== Directions for this task ==
In the data, extract each line that holds the string "octobre".

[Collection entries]
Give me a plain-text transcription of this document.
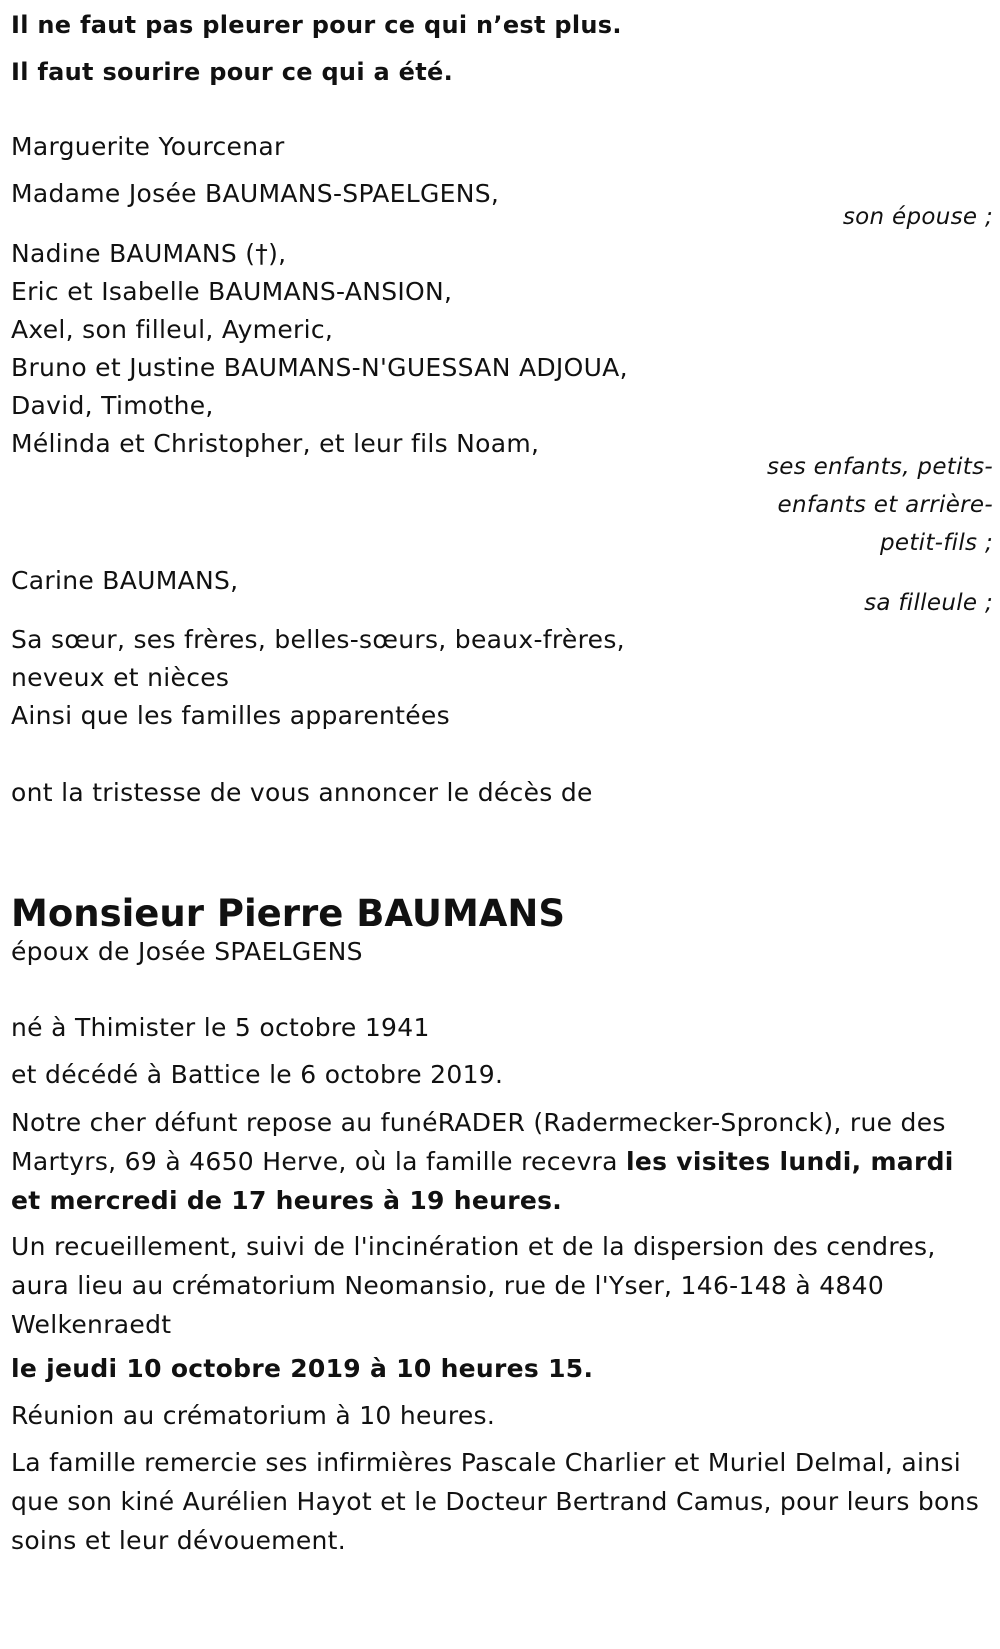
Il ne faut pas pleurer pour ce qui n’est plus.
Il faut sourire pour ce qui a été.
Marguerite Yourcenar
Madame Josée BAUMANS-SPAELGENS,
son épouse ;
Nadine BAUMANS (†),
Eric et Isabelle BAUMANS-ANSION,
Axel, son filleul, Aymeric,
Bruno et Justine BAUMANS-N'GUESSAN ADJOUA,
David, Timothe,
Mélinda et Christopher, et leur fils Noam,
ses enfants, petits-
enfants et arrière-
petit-fils ;
Carine BAUMANS,
sa filleule ;
Sa sœur, ses frères, belles-sœurs, beaux-frères,
neveux et nièces
Ainsi que les familles apparentées
ont la tristesse de vous annoncer le décès de
Monsieur Pierre BAUMANS
époux de Josée SPAELGENS
né à Thimister le 5 octobre 1941
et décédé à Battice le 6 octobre 2019.
Notre cher défunt repose au funéRADER (Radermecker-Spronck), rue des Martyrs, 69 à 4650 Herve, où la famille recevra les visites lundi, mardi et mercredi de 17 heures à 19 heures.
Un recueillement, suivi de l'incinération et de la dispersion des cendres, aura lieu au crématorium Neomansio, rue de l'Yser, 146-148 à 4840 Welkenraedt
le jeudi 10 octobre 2019 à 10 heures 15.
Réunion au crématorium à 10 heures.
La famille remercie ses infirmières Pascale Charlier et Muriel Delmal, ainsi que son kiné Aurélien Hayot et le Docteur Bertrand Camus, pour leurs bons soins et leur dévouement.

== Expected output ==
né à Thimister le 5 octobre 1941
et décédé à Battice le 6 octobre 2019.
le jeudi 10 octobre 2019 à 10 heures 15.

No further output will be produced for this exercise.